(Data records)
----------

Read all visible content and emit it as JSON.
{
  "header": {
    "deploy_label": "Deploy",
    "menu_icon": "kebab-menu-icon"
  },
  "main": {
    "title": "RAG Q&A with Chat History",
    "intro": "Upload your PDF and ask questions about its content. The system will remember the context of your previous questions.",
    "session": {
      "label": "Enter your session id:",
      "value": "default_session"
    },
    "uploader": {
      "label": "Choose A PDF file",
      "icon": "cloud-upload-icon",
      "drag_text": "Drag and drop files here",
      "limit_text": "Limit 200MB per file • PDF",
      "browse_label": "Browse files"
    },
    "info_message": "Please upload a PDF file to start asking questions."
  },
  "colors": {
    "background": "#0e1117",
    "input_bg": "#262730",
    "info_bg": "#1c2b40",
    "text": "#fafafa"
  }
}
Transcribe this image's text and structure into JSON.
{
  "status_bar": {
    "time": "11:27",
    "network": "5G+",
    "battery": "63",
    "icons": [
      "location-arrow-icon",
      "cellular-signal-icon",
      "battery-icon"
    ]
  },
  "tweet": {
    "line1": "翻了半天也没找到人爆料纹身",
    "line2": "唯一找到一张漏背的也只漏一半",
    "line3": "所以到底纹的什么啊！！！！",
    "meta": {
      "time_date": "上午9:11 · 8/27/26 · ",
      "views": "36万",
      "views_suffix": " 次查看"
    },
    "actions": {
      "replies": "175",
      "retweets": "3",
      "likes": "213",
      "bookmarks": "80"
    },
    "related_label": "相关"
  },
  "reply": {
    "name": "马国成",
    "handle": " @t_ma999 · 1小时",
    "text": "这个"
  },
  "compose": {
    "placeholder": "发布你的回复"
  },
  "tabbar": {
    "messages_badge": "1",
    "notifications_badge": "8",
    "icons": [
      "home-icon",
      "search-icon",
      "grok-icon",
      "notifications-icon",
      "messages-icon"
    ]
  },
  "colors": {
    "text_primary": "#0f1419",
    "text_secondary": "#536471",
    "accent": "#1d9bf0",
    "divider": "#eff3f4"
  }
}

----------

- [EXERCISE DETAILS]
Find all lines with "JSON" in them and copy each one.

- [REPLY TO THE TASK]
Read all visible content and emit it as JSON.
Transcribe this image's text and structure into JSON.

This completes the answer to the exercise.